TASK PROMPT |
Count how many lines below include the string "text", and give that number without anything else.

(Data tied to figure images)
* BEGIN *

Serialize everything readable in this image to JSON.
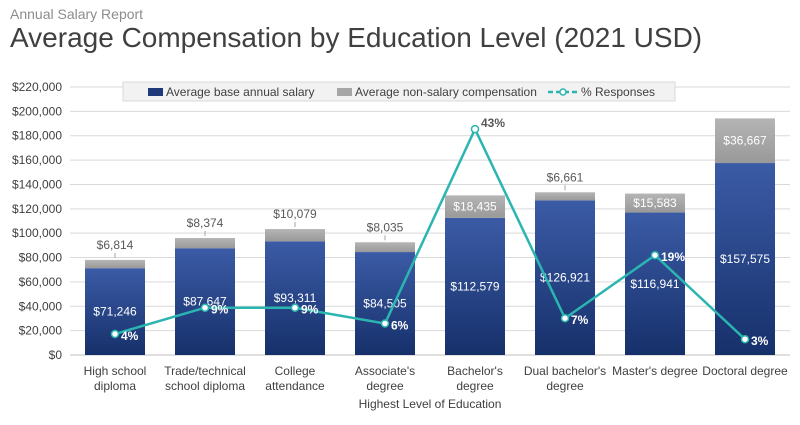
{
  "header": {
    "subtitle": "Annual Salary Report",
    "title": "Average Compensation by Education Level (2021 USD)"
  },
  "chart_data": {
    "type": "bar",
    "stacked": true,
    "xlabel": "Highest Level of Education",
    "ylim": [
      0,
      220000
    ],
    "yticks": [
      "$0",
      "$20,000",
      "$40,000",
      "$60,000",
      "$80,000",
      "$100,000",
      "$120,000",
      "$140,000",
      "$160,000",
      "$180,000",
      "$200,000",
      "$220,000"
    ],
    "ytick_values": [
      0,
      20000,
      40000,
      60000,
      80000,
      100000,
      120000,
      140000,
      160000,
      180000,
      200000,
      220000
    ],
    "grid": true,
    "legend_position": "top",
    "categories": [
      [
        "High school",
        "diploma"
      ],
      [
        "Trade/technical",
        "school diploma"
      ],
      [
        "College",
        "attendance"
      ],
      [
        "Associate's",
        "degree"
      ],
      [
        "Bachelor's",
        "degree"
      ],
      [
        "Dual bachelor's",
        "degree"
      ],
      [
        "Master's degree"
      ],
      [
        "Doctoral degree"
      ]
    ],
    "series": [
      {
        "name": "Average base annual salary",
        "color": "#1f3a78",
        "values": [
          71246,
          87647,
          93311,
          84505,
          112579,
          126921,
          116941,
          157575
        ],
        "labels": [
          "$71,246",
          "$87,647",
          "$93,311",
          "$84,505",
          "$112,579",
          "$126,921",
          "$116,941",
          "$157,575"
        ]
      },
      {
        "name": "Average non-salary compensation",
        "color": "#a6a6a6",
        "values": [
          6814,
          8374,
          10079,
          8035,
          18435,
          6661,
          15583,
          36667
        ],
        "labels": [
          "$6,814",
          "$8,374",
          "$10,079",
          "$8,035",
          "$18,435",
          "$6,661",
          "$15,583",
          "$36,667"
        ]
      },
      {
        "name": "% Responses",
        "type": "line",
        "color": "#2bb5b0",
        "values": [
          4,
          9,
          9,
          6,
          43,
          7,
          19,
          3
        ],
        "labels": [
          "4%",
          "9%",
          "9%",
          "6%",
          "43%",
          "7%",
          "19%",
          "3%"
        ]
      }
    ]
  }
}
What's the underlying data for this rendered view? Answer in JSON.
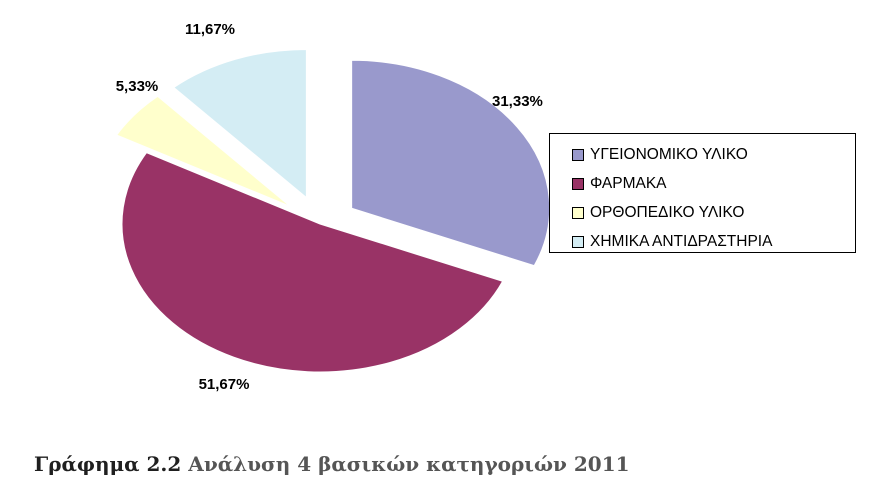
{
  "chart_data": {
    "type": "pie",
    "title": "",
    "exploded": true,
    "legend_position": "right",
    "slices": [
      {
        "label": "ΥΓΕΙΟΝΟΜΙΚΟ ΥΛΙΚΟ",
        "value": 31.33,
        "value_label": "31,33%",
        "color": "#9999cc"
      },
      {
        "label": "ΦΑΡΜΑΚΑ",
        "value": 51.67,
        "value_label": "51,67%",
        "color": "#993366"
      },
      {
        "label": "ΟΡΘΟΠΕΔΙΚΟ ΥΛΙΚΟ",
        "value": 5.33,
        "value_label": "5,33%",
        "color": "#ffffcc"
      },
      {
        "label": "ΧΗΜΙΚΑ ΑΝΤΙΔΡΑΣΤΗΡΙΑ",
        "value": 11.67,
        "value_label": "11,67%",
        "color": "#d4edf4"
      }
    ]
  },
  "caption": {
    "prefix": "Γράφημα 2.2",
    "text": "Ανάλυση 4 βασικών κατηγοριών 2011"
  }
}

* END *
* BEGIN *

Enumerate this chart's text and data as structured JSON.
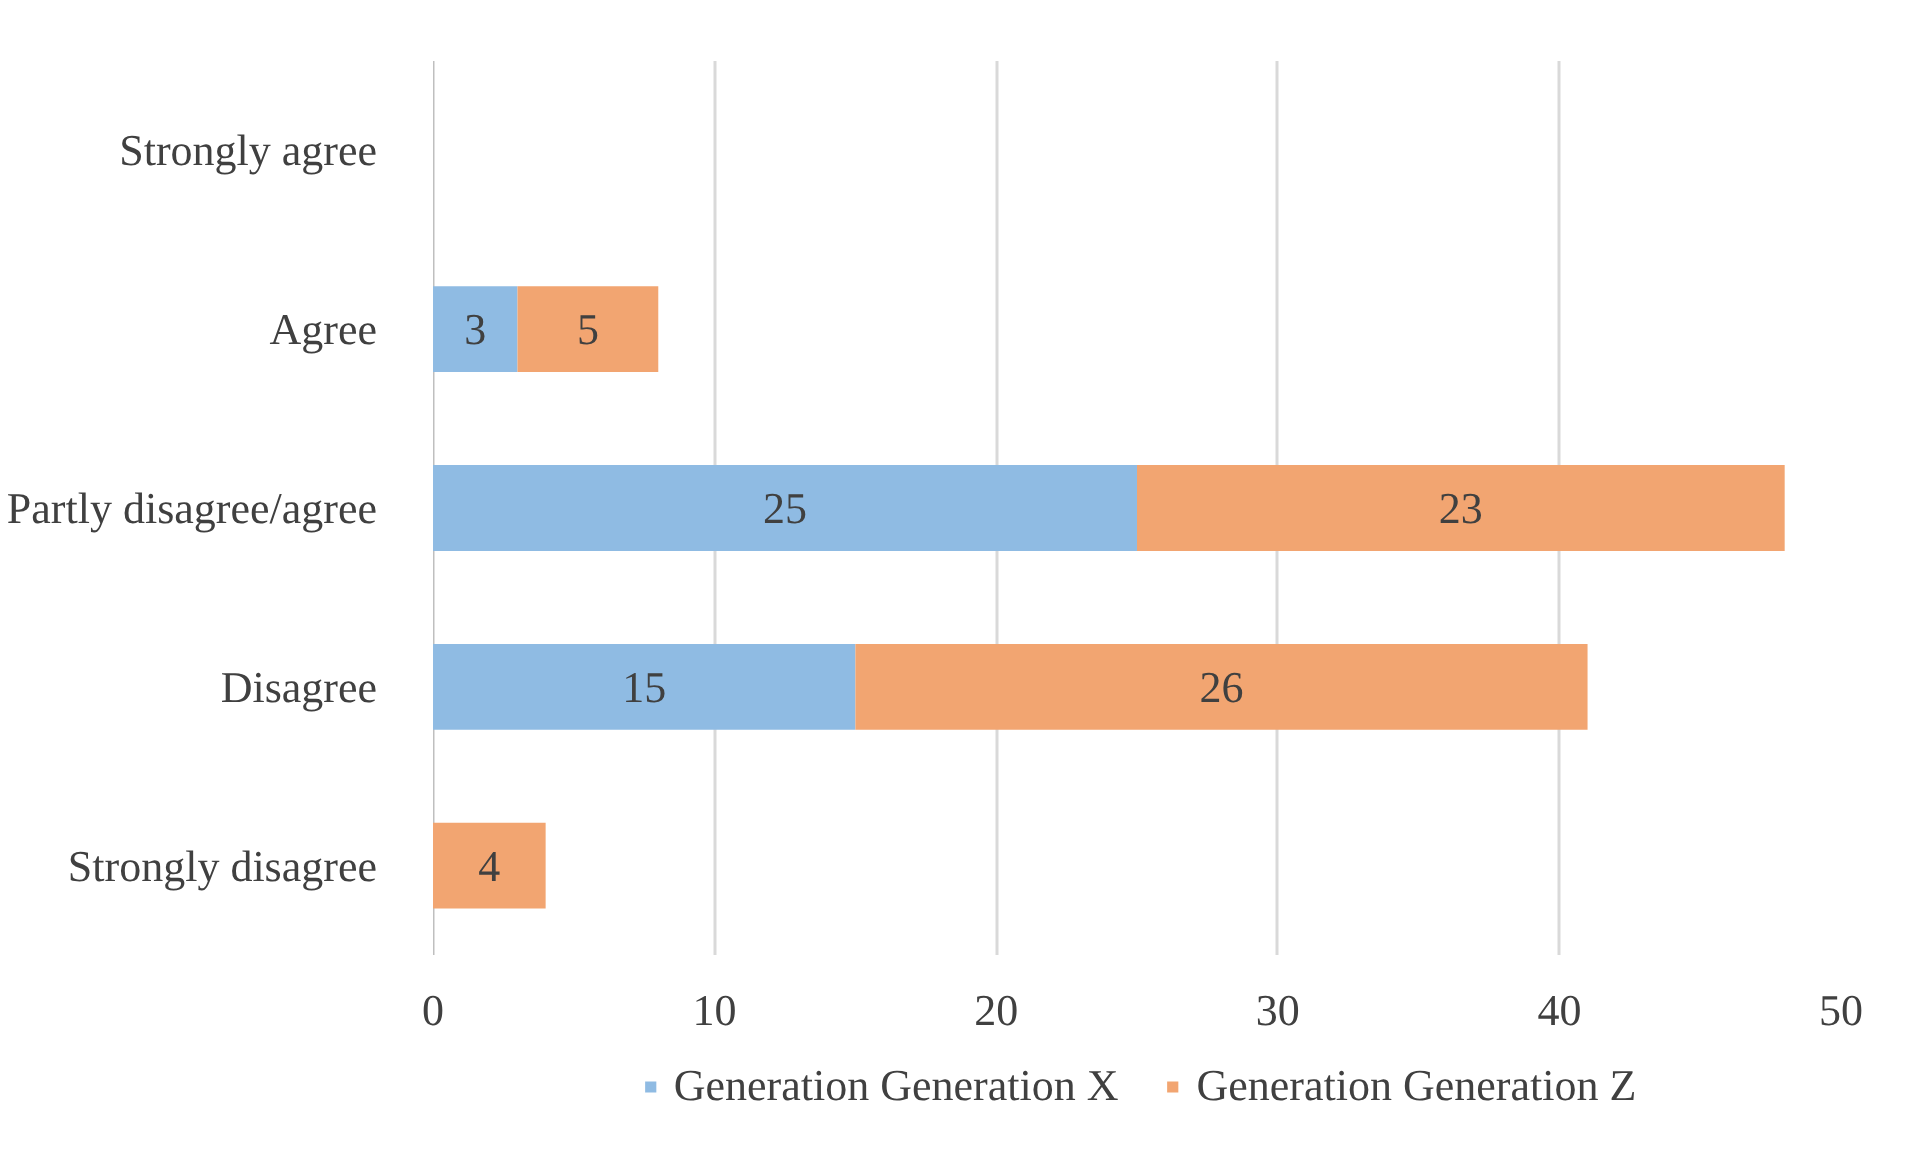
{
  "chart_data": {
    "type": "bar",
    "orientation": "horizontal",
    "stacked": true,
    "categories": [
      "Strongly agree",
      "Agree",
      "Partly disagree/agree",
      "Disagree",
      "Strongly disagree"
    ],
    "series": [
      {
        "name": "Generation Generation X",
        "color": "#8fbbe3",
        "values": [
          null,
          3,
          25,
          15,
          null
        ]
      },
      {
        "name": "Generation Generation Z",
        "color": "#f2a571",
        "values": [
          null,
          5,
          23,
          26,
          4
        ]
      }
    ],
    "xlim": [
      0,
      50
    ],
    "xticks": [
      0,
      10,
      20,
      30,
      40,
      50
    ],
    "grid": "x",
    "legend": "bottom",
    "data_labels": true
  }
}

* END *

SOLUTION TO THIS EXERCISE |
2